Available records

[START]

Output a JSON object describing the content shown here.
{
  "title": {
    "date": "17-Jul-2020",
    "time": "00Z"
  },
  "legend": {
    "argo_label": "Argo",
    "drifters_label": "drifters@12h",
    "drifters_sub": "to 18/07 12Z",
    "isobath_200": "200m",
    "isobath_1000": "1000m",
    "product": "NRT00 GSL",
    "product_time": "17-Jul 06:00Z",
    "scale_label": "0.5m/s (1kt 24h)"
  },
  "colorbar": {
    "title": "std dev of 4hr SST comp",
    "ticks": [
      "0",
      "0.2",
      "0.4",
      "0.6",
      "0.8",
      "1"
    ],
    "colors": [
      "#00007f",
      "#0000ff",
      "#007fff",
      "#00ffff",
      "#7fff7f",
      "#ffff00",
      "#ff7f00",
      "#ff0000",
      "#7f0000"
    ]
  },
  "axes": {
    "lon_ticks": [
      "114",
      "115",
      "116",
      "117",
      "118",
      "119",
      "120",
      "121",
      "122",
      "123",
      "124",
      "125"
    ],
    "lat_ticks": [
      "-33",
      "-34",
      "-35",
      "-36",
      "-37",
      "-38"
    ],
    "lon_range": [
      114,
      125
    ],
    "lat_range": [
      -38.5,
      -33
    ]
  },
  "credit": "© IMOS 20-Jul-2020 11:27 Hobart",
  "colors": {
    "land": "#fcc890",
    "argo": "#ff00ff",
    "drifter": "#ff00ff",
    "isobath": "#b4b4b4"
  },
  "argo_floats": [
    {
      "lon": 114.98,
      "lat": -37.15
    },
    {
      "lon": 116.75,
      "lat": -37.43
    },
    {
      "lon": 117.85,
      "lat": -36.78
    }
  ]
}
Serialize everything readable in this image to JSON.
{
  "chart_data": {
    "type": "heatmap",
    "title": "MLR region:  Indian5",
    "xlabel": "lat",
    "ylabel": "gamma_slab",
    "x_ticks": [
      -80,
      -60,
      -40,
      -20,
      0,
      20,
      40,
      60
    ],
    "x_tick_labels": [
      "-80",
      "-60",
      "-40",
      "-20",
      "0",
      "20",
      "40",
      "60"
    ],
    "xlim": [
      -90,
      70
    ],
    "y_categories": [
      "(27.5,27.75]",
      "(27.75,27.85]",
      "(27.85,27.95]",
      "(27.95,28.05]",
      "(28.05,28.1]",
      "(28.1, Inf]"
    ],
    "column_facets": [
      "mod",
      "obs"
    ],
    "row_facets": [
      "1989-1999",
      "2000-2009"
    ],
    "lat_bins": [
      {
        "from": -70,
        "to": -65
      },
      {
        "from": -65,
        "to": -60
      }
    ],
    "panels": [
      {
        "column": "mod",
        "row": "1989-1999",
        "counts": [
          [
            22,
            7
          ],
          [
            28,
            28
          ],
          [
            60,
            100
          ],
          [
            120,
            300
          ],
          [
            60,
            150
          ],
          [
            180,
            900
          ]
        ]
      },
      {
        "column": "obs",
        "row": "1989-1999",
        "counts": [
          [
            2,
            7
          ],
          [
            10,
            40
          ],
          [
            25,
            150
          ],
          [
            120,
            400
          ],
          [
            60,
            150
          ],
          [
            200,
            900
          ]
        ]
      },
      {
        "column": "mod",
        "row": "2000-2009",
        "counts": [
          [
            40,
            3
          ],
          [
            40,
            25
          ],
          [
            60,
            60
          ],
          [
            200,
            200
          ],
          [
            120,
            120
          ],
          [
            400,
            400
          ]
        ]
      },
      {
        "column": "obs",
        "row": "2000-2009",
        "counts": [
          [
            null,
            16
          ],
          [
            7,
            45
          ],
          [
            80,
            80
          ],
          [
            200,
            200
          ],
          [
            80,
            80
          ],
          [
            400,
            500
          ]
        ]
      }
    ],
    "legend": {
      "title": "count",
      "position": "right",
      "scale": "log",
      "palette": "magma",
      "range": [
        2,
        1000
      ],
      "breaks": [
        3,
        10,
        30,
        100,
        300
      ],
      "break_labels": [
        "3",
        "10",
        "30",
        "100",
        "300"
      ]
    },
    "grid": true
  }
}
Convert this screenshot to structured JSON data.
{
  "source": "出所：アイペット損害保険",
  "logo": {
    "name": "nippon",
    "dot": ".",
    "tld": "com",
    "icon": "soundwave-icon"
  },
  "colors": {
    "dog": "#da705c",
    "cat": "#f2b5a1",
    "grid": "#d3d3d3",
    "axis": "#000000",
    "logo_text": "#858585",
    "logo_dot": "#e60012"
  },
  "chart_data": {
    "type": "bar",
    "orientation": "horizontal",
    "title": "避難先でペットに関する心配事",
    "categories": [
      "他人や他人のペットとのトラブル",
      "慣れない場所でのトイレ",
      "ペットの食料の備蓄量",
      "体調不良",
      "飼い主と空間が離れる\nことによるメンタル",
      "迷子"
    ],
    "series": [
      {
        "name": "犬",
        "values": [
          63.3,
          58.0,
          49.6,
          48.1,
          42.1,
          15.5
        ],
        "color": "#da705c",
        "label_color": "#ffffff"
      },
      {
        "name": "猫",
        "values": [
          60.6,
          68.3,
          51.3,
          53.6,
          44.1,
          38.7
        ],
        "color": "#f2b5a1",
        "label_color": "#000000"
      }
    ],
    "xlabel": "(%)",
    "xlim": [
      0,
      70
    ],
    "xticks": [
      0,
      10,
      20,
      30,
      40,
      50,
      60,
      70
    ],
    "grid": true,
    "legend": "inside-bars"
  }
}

[END]

Challenge
Write out the material from the first line to the last, exactly.

Output of the exercise
Output a JSON object describing the content shown here.
{
  "title": {
    "date": "17-Jul-2020",
    "time": "00Z"
  },
  "legend": {
    "argo_label": "Argo",
    "drifters_label": "drifters@12h",
    "drifters_sub": "to 18/07 12Z",
    "isobath_200": "200m",
    "isobath_1000": "1000m",
    "product": "NRT00 GSL",
    "product_time": "17-Jul 06:00Z",
    "scale_label": "0.5m/s (1kt 24h)"
  },
  "colorbar": {
    "title": "std dev of 4hr SST comp",
    "ticks": [
      "0",
      "0.2",
      "0.4",
      "0.6",
      "0.8",
      "1"
    ],
    "colors": [
      "#00007f",
      "#0000ff",
      "#007fff",
      "#00ffff",
      "#7fff7f",
      "#ffff00",
      "#ff7f00",
      "#ff0000",
      "#7f0000"
    ]
  },
  "axes": {
    "lon_ticks": [
      "114",
      "115",
      "116",
      "117",
      "118",
      "119",
      "120",
      "121",
      "122",
      "123",
      "124",
      "125"
    ],
    "lat_ticks": [
      "-33",
      "-34",
      "-35",
      "-36",
      "-37",
      "-38"
    ],
    "lon_range": [
      114,
      125
    ],
    "lat_range": [
      -38.5,
      -33
    ]
  },
  "credit": "© IMOS 20-Jul-2020 11:27 Hobart",
  "colors": {
    "land": "#fcc890",
    "argo": "#ff00ff",
    "drifter": "#ff00ff",
    "isobath": "#b4b4b4"
  },
  "argo_floats": [
    {
      "lon": 114.98,
      "lat": -37.15
    },
    {
      "lon": 116.75,
      "lat": -37.43
    },
    {
      "lon": 117.85,
      "lat": -36.78
    }
  ]
}
Serialize everything readable in this image to JSON.
{
  "chart_data": {
    "type": "heatmap",
    "title": "MLR region:  Indian5",
    "xlabel": "lat",
    "ylabel": "gamma_slab",
    "x_ticks": [
      -80,
      -60,
      -40,
      -20,
      0,
      20,
      40,
      60
    ],
    "x_tick_labels": [
      "-80",
      "-60",
      "-40",
      "-20",
      "0",
      "20",
      "40",
      "60"
    ],
    "xlim": [
      -90,
      70
    ],
    "y_categories": [
      "(27.5,27.75]",
      "(27.75,27.85]",
      "(27.85,27.95]",
      "(27.95,28.05]",
      "(28.05,28.1]",
      "(28.1, Inf]"
    ],
    "column_facets": [
      "mod",
      "obs"
    ],
    "row_facets": [
      "1989-1999",
      "2000-2009"
    ],
    "lat_bins": [
      {
        "from": -70,
        "to": -65
      },
      {
        "from": -65,
        "to": -60
      }
    ],
    "panels": [
      {
        "column": "mod",
        "row": "1989-1999",
        "counts": [
          [
            22,
            7
          ],
          [
            28,
            28
          ],
          [
            60,
            100
          ],
          [
            120,
            300
          ],
          [
            60,
            150
          ],
          [
            180,
            900
          ]
        ]
      },
      {
        "column": "obs",
        "row": "1989-1999",
        "counts": [
          [
            2,
            7
          ],
          [
            10,
            40
          ],
          [
            25,
            150
          ],
          [
            120,
            400
          ],
          [
            60,
            150
          ],
          [
            200,
            900
          ]
        ]
      },
      {
        "column": "mod",
        "row": "2000-2009",
        "counts": [
          [
            40,
            3
          ],
          [
            40,
            25
          ],
          [
            60,
            60
          ],
          [
            200,
            200
          ],
          [
            120,
            120
          ],
          [
            400,
            400
          ]
        ]
      },
      {
        "column": "obs",
        "row": "2000-2009",
        "counts": [
          [
            null,
            16
          ],
          [
            7,
            45
          ],
          [
            80,
            80
          ],
          [
            200,
            200
          ],
          [
            80,
            80
          ],
          [
            400,
            500
          ]
        ]
      }
    ],
    "legend": {
      "title": "count",
      "position": "right",
      "scale": "log",
      "palette": "magma",
      "range": [
        2,
        1000
      ],
      "breaks": [
        3,
        10,
        30,
        100,
        300
      ],
      "break_labels": [
        "3",
        "10",
        "30",
        "100",
        "300"
      ]
    },
    "grid": true
  }
}
Convert this screenshot to structured JSON data.
{
  "source": "出所：アイペット損害保険",
  "logo": {
    "name": "nippon",
    "dot": ".",
    "tld": "com",
    "icon": "soundwave-icon"
  },
  "colors": {
    "dog": "#da705c",
    "cat": "#f2b5a1",
    "grid": "#d3d3d3",
    "axis": "#000000",
    "logo_text": "#858585",
    "logo_dot": "#e60012"
  },
  "chart_data": {
    "type": "bar",
    "orientation": "horizontal",
    "title": "避難先でペットに関する心配事",
    "categories": [
      "他人や他人のペットとのトラブル",
      "慣れない場所でのトイレ",
      "ペットの食料の備蓄量",
      "体調不良",
      "飼い主と空間が離れる\nことによるメンタル",
      "迷子"
    ],
    "series": [
      {
        "name": "犬",
        "values": [
          63.3,
          58.0,
          49.6,
          48.1,
          42.1,
          15.5
        ],
        "color": "#da705c",
        "label_color": "#ffffff"
      },
      {
        "name": "猫",
        "values": [
          60.6,
          68.3,
          51.3,
          53.6,
          44.1,
          38.7
        ],
        "color": "#f2b5a1",
        "label_color": "#000000"
      }
    ],
    "xlabel": "(%)",
    "xlim": [
      0,
      70
    ],
    "xticks": [
      0,
      10,
      20,
      30,
      40,
      50,
      60,
      70
    ],
    "grid": true,
    "legend": "inside-bars"
  }
}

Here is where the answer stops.